--- START Task material ---
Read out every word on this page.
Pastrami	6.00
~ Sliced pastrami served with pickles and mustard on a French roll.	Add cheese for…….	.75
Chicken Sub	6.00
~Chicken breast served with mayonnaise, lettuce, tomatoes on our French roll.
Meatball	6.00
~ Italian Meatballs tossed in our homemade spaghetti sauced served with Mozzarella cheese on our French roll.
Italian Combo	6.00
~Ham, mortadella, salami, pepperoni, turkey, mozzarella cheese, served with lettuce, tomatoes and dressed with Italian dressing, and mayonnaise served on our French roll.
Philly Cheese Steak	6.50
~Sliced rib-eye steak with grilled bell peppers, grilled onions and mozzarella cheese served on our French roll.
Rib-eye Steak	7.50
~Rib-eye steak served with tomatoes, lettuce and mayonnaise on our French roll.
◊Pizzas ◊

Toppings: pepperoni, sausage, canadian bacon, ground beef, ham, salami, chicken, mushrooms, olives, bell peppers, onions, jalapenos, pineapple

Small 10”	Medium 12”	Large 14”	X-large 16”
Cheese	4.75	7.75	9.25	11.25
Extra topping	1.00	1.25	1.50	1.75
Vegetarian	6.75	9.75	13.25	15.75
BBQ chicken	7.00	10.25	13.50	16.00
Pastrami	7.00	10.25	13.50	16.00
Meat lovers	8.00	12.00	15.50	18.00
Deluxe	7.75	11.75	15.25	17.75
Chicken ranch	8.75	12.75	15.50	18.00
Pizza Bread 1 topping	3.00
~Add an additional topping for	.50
--- END Task material ---
--- START Task material ---
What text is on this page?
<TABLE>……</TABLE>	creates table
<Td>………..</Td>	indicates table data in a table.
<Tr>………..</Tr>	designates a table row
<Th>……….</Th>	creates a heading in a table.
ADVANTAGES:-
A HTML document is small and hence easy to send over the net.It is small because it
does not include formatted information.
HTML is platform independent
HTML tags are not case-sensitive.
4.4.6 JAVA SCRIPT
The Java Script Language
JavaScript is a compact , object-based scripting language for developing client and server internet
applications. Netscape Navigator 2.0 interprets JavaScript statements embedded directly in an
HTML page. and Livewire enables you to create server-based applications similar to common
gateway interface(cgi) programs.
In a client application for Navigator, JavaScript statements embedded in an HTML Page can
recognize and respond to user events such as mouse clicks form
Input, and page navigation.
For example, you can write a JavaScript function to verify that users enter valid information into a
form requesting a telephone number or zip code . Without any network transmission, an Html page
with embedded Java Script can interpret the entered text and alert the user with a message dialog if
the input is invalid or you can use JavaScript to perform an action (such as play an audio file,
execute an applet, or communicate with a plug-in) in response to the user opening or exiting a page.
--- END Task material ---
**Your instructions**
Identify each line of the material where the word "pepperoni" shows up, and copy it.

**Completed task**
~Ham, mortadella, salami, pepperoni, turkey, mozzarella cheese, served with lettuce, tomatoes and dressed with Italian dressing, and mayonnaise served on our French roll.
Toppings: pepperoni, sausage, canadian bacon, ground beef, ham, salami, chicken, mushrooms, olives, bell peppers, onions, jalapenos, pineapple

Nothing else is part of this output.